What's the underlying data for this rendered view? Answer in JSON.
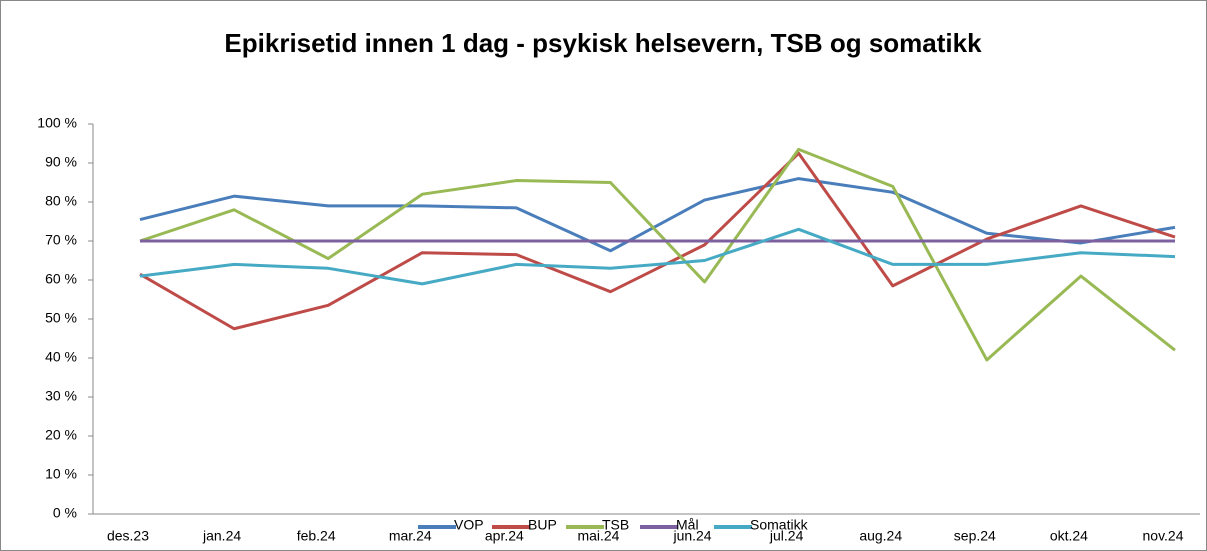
{
  "chart_data": {
    "type": "line",
    "title": "Epikrisetid innen 1 dag - psykisk helsevern, TSB og somatikk",
    "categories": [
      "des.23",
      "jan.24",
      "feb.24",
      "mar.24",
      "apr.24",
      "mai.24",
      "jun.24",
      "jul.24",
      "aug.24",
      "sep.24",
      "okt.24",
      "nov.24"
    ],
    "series": [
      {
        "name": "VOP",
        "color": "#4a7ebb",
        "values": [
          75.5,
          81.5,
          79,
          79,
          78.5,
          67.5,
          80.5,
          86,
          82.5,
          72,
          69.5,
          73.5
        ]
      },
      {
        "name": "BUP",
        "color": "#be4b48",
        "values": [
          61.5,
          47.5,
          53.5,
          67,
          66.5,
          57,
          69,
          92.5,
          58.5,
          70.5,
          79,
          71
        ]
      },
      {
        "name": "TSB",
        "color": "#98b954",
        "values": [
          70,
          78,
          65.5,
          82,
          85.5,
          85,
          59.5,
          93.5,
          84,
          39.5,
          61,
          42
        ]
      },
      {
        "name": "Mål",
        "color": "#7d60a0",
        "values": [
          70,
          70,
          70,
          70,
          70,
          70,
          70,
          70,
          70,
          70,
          70,
          70
        ]
      },
      {
        "name": "Somatikk",
        "color": "#46aac5",
        "values": [
          61,
          64,
          63,
          59,
          64,
          63,
          65,
          73,
          64,
          64,
          67,
          66
        ]
      }
    ],
    "ylim": [
      0,
      100
    ],
    "yticks": [
      {
        "value": 0,
        "label": "0 %"
      },
      {
        "value": 10,
        "label": "10 %"
      },
      {
        "value": 20,
        "label": "20 %"
      },
      {
        "value": 30,
        "label": "30 %"
      },
      {
        "value": 40,
        "label": "40 %"
      },
      {
        "value": 50,
        "label": "50 %"
      },
      {
        "value": 60,
        "label": "60 %"
      },
      {
        "value": 70,
        "label": "70 %"
      },
      {
        "value": 80,
        "label": "80 %"
      },
      {
        "value": 90,
        "label": "90 %"
      },
      {
        "value": 100,
        "label": "100 %"
      }
    ],
    "grid": false,
    "legend": "bottom"
  }
}
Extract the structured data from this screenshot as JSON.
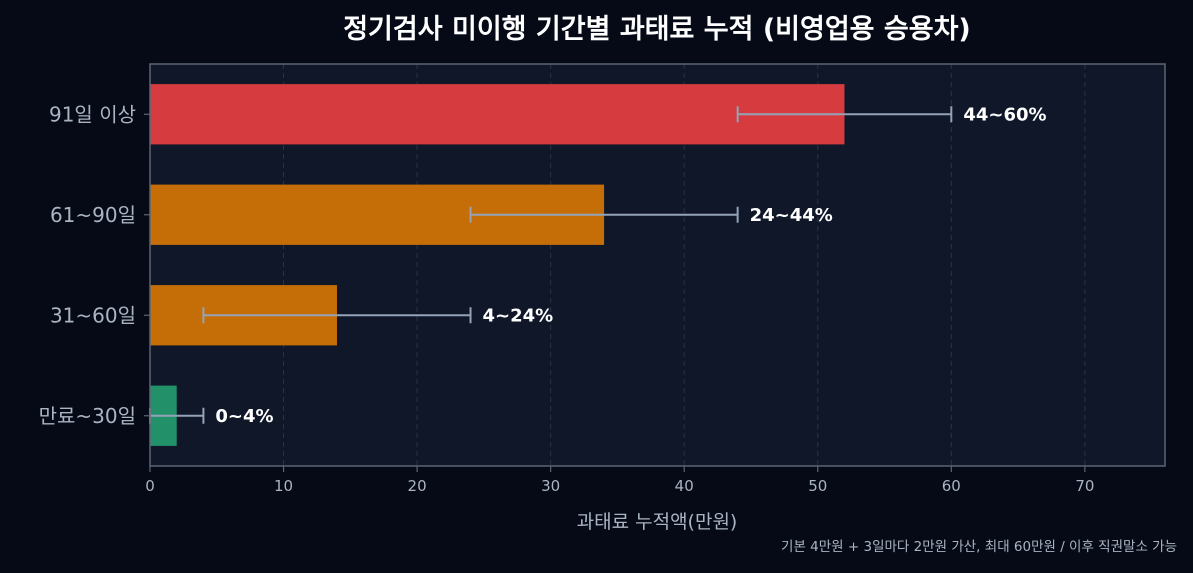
{
  "chart_data": {
    "type": "bar",
    "orientation": "horizontal",
    "title": "정기검사 미이행 기간별 과태료 누적 (비영업용 승용차)",
    "xlabel": "과태료 누적액(만원)",
    "ylabel": "",
    "footnote": "기본 4만원 + 3일마다 2만원 가산, 최대 60만원 / 이후 직권말소 가능",
    "xlim": [
      0,
      76
    ],
    "xticks": [
      0,
      10,
      20,
      30,
      40,
      50,
      60,
      70
    ],
    "grid": "x-dashed",
    "categories": [
      "91일 이상",
      "61~90일",
      "31~60일",
      "만료~30일"
    ],
    "values": [
      52,
      34,
      14,
      2
    ],
    "ranges": [
      [
        44,
        60
      ],
      [
        24,
        44
      ],
      [
        4,
        24
      ],
      [
        0,
        4
      ]
    ],
    "range_labels": [
      "44~60%",
      "24~44%",
      "4~24%",
      "0~4%"
    ],
    "colors": [
      "#d63b3f",
      "#c56e07",
      "#c56e07",
      "#22916a"
    ],
    "style": {
      "background": "#050a16",
      "plot_background": "#0f1729",
      "axis_color": "#5b6674",
      "grid_color": "#2a3446",
      "text_color": "#ffffff",
      "tick_color": "#aab4c3",
      "errorbar_color": "#94a3b8"
    }
  }
}
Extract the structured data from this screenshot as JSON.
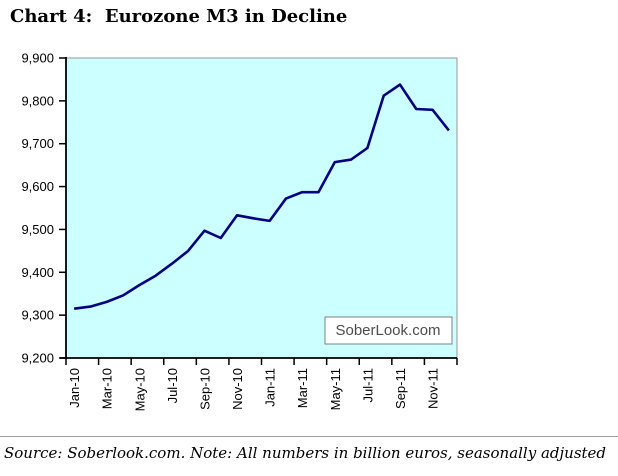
{
  "title": "Chart 4:  Eurozone M3 in Decline",
  "source_note": "Source: Soberlook.com. Note: All numbers in billion euros, seasonally adjusted",
  "watermark": "SoberLook.com",
  "colors": {
    "plot_bg": "#ccffff",
    "line": "#000080",
    "axis": "#000000",
    "plot_border": "#969696",
    "watermark_bg": "#ffffff",
    "watermark_border": "#808080",
    "watermark_text": "#4d4d4d"
  },
  "chart_data": {
    "type": "line",
    "title": "Chart 4:  Eurozone M3 in Decline",
    "x": [
      "Jan-10",
      "Feb-10",
      "Mar-10",
      "Apr-10",
      "May-10",
      "Jun-10",
      "Jul-10",
      "Aug-10",
      "Sep-10",
      "Oct-10",
      "Nov-10",
      "Dec-10",
      "Jan-11",
      "Feb-11",
      "Mar-11",
      "Apr-11",
      "May-11",
      "Jun-11",
      "Jul-11",
      "Aug-11",
      "Sep-11",
      "Oct-11",
      "Nov-11",
      "Dec-11"
    ],
    "values": [
      9315,
      9320,
      9331,
      9346,
      9370,
      9392,
      9420,
      9450,
      9497,
      9480,
      9533,
      9526,
      9520,
      9572,
      9587,
      9587,
      9657,
      9663,
      9690,
      9812,
      9838,
      9781,
      9779,
      9731
    ],
    "x_tick_labels": [
      "Jan-10",
      "Mar-10",
      "May-10",
      "Jul-10",
      "Sep-10",
      "Nov-10",
      "Jan-11",
      "Mar-11",
      "May-11",
      "Jul-11",
      "Sep-11",
      "Nov-11"
    ],
    "label_every": 2,
    "y_tick_labels": [
      "9,200",
      "9,300",
      "9,400",
      "9,500",
      "9,600",
      "9,700",
      "9,800",
      "9,900"
    ],
    "ylim": [
      9200,
      9900
    ],
    "y_tick_step": 100,
    "xlabel": "",
    "ylabel": "",
    "units": "billion euros, seasonally adjusted",
    "grid": false,
    "legend": "none"
  }
}
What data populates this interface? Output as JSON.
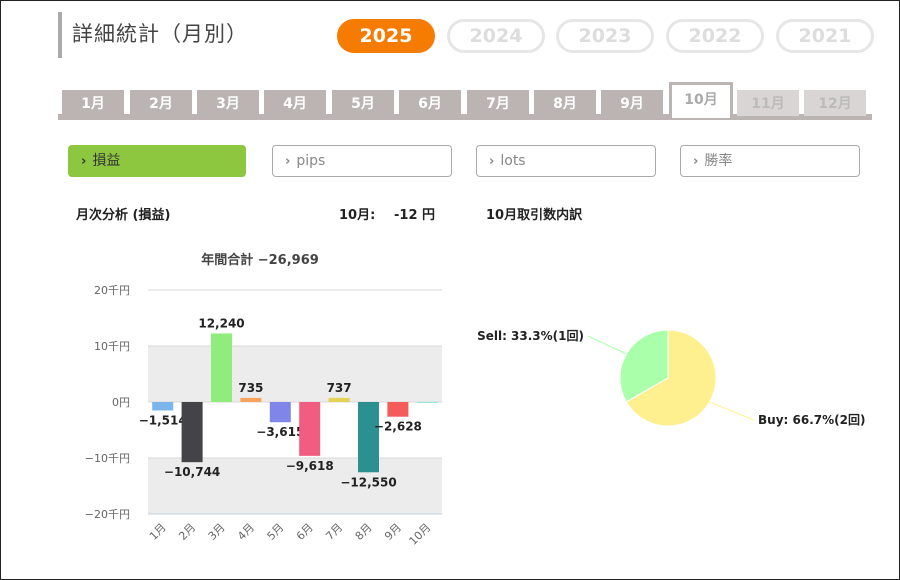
{
  "page": {
    "title": "詳細統計（月別）"
  },
  "years": [
    {
      "label": "2025",
      "active": true
    },
    {
      "label": "2024",
      "active": false
    },
    {
      "label": "2023",
      "active": false
    },
    {
      "label": "2022",
      "active": false
    },
    {
      "label": "2021",
      "active": false
    }
  ],
  "months": [
    {
      "label": "1月",
      "state": "normal"
    },
    {
      "label": "2月",
      "state": "normal"
    },
    {
      "label": "3月",
      "state": "normal"
    },
    {
      "label": "4月",
      "state": "normal"
    },
    {
      "label": "5月",
      "state": "normal"
    },
    {
      "label": "6月",
      "state": "normal"
    },
    {
      "label": "7月",
      "state": "normal"
    },
    {
      "label": "8月",
      "state": "normal"
    },
    {
      "label": "9月",
      "state": "normal"
    },
    {
      "label": "10月",
      "state": "active"
    },
    {
      "label": "11月",
      "state": "disabled"
    },
    {
      "label": "12月",
      "state": "disabled"
    }
  ],
  "metrics": [
    {
      "label": "損益",
      "active": true
    },
    {
      "label": "pips",
      "active": false
    },
    {
      "label": "lots",
      "active": false
    },
    {
      "label": "勝率",
      "active": false
    }
  ],
  "analysis": {
    "heading": "月次分析 (損益)",
    "month_label": "10月:",
    "month_value": "-12 円",
    "breakdown_heading": "10月取引数内訳"
  },
  "chart_data": [
    {
      "type": "bar",
      "title": "年間合計 −26,969",
      "categories": [
        "1月",
        "2月",
        "3月",
        "4月",
        "5月",
        "6月",
        "7月",
        "8月",
        "9月",
        "10月"
      ],
      "values": [
        -1514,
        -10744,
        12240,
        735,
        -3615,
        -9618,
        737,
        -12550,
        -2628,
        -12
      ],
      "data_labels": [
        "−1,514",
        "−10,744",
        "12,240",
        "735",
        "−3,615",
        "−9,618",
        "737",
        "−12,550",
        "−2,628",
        ""
      ],
      "colors": [
        "#7cb5ec",
        "#434348",
        "#90ed7d",
        "#f7a35c",
        "#8085e9",
        "#f15c80",
        "#e4d354",
        "#2b908f",
        "#f45b5b",
        "#91e8e1"
      ],
      "ylim": [
        -20000,
        20000
      ],
      "yticks": [
        20000,
        10000,
        0,
        -10000,
        -20000
      ],
      "ytick_labels": [
        "20千円",
        "10千円",
        "0円",
        "−10千円",
        "−20千円"
      ],
      "plot_bands": true
    },
    {
      "type": "pie",
      "slices": [
        {
          "name": "Sell",
          "value": 33.3,
          "count": 1,
          "label": "Sell: 33.3%(1回)",
          "color": "#aaffaa"
        },
        {
          "name": "Buy",
          "value": 66.7,
          "count": 2,
          "label": "Buy: 66.7%(2回)",
          "color": "#fff08f"
        }
      ]
    }
  ]
}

----------

• [EXERCISE GOAL]: Look through the material above. Copy each line where the word "adjusted" appears.

• [EXERCISE OUTPUT]:
  "source_note": "Source: Soberlook.com. Note: All numbers in billion euros, seasonally adjusted",
    "units": "billion euros, seasonally adjusted",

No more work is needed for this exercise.